┌──

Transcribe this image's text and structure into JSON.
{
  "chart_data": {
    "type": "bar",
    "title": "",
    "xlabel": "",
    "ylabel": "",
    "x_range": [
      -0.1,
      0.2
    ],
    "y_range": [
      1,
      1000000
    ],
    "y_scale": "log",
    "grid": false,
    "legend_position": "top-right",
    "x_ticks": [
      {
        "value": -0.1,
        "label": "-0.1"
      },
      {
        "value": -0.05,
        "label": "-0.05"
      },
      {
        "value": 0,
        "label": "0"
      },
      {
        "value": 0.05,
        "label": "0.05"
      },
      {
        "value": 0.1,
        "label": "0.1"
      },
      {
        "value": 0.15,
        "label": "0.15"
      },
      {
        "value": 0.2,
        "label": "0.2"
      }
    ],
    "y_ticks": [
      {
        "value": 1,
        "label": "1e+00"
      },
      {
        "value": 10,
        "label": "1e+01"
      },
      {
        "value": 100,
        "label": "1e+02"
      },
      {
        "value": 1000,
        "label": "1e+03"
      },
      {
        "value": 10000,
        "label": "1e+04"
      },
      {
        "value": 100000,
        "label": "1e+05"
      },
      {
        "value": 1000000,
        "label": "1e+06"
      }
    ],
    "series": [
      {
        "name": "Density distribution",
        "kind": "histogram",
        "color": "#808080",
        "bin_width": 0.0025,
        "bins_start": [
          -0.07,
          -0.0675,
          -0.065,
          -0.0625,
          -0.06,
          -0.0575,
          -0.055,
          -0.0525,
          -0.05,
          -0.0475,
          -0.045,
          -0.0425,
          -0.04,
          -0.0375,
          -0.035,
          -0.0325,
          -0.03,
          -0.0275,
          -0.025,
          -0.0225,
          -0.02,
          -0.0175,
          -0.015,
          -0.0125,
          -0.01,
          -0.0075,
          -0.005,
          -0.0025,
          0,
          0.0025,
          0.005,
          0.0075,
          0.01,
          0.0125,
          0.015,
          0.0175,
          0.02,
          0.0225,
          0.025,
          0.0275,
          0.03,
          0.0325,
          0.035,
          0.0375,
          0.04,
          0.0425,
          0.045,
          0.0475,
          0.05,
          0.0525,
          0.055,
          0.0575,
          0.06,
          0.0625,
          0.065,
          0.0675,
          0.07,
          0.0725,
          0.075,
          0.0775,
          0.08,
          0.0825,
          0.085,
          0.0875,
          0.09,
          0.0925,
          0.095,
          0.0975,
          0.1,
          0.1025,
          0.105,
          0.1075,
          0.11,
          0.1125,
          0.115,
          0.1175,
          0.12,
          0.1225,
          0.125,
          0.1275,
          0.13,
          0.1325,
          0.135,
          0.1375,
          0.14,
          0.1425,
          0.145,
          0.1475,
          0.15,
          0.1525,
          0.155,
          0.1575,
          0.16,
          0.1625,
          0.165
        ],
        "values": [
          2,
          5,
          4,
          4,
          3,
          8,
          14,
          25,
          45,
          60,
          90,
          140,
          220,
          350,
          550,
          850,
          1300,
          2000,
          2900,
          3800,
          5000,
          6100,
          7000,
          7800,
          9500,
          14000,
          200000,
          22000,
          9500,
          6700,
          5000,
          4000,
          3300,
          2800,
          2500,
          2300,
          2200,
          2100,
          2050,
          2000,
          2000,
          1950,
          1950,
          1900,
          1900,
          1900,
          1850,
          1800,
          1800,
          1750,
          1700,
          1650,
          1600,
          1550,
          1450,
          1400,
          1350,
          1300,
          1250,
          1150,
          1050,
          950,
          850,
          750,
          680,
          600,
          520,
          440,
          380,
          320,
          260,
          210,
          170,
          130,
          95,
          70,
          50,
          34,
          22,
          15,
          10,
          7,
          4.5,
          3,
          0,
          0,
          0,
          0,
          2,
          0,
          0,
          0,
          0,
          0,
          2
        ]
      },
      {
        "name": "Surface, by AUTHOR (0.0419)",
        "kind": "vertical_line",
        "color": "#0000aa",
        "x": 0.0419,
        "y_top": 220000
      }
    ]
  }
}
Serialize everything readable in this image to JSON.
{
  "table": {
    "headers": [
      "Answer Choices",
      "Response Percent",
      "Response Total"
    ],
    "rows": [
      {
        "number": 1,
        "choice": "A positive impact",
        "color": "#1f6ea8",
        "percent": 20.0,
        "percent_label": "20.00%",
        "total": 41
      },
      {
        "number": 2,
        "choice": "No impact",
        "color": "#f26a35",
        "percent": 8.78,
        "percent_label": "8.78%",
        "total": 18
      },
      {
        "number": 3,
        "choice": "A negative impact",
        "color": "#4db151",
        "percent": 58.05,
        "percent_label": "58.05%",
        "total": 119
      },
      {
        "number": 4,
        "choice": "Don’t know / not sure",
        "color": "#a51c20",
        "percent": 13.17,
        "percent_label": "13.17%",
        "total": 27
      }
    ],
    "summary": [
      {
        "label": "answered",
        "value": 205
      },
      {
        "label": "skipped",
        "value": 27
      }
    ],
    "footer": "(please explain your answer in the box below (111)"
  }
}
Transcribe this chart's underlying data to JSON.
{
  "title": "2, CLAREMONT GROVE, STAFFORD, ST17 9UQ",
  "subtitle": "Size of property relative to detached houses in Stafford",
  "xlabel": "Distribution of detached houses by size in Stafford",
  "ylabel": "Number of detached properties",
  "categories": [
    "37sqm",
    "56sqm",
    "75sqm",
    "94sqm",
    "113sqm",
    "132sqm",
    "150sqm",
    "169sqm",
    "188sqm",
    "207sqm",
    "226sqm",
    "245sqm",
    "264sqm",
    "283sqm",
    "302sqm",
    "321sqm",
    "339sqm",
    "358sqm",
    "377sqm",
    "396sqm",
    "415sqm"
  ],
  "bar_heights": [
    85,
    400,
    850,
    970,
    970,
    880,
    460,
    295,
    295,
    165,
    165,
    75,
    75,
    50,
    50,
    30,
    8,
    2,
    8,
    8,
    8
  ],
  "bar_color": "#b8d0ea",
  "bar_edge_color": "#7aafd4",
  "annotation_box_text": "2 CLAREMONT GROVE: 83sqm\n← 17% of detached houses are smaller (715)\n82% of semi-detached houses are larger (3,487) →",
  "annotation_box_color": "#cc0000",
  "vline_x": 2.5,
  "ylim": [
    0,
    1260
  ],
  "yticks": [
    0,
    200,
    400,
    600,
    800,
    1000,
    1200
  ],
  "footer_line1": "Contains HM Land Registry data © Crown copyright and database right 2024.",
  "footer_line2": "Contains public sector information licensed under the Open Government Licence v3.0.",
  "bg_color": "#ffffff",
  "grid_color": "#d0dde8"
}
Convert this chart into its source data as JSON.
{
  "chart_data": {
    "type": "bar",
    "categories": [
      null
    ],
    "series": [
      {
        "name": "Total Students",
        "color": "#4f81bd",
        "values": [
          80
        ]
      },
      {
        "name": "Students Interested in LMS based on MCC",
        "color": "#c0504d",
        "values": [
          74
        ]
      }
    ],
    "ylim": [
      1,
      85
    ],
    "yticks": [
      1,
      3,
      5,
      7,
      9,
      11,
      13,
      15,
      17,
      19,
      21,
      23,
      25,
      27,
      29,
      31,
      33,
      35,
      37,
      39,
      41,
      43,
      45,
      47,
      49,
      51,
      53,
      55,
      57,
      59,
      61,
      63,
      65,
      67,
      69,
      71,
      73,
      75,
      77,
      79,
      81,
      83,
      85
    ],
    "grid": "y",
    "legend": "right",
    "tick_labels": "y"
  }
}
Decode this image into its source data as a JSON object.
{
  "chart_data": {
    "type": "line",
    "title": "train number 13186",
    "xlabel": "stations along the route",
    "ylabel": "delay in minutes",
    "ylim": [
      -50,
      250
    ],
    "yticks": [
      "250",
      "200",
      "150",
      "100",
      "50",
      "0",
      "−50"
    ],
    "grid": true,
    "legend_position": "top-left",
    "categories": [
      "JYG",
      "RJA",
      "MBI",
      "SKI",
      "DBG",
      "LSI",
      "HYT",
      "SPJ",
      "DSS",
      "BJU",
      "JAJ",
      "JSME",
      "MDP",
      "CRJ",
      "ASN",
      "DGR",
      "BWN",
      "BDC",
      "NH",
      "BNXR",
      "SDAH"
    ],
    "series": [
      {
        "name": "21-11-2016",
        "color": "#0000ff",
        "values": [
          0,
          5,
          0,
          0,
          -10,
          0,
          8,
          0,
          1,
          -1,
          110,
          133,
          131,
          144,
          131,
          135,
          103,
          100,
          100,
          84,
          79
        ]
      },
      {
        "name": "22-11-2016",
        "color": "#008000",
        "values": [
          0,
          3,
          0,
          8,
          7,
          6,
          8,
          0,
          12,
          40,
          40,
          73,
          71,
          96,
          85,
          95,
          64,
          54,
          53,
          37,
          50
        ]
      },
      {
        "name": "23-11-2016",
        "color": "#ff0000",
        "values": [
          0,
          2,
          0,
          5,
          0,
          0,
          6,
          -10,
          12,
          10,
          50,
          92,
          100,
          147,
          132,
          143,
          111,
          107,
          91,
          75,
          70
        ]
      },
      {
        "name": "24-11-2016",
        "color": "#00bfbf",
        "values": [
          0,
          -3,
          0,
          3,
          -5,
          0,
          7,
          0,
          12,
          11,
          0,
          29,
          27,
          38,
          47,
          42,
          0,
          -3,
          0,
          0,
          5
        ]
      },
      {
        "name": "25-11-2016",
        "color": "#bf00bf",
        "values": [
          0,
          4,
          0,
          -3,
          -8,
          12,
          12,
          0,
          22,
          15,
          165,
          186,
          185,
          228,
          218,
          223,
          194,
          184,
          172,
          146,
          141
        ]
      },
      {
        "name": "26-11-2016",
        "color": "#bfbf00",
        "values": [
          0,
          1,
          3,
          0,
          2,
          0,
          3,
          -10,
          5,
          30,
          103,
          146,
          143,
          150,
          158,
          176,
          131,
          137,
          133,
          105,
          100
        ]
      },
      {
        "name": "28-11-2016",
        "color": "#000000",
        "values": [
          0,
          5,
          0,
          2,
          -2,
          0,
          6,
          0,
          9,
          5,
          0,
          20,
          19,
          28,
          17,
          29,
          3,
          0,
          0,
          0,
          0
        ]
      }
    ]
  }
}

└──

=== Your task ===
Select and copy each line from the data that includes the word "right".

=== Result below ===
    "legend_position": "top-right",
  "footer_line1": "Contains HM Land Registry data © Crown copyright and database right 2024.",
    "legend": "right",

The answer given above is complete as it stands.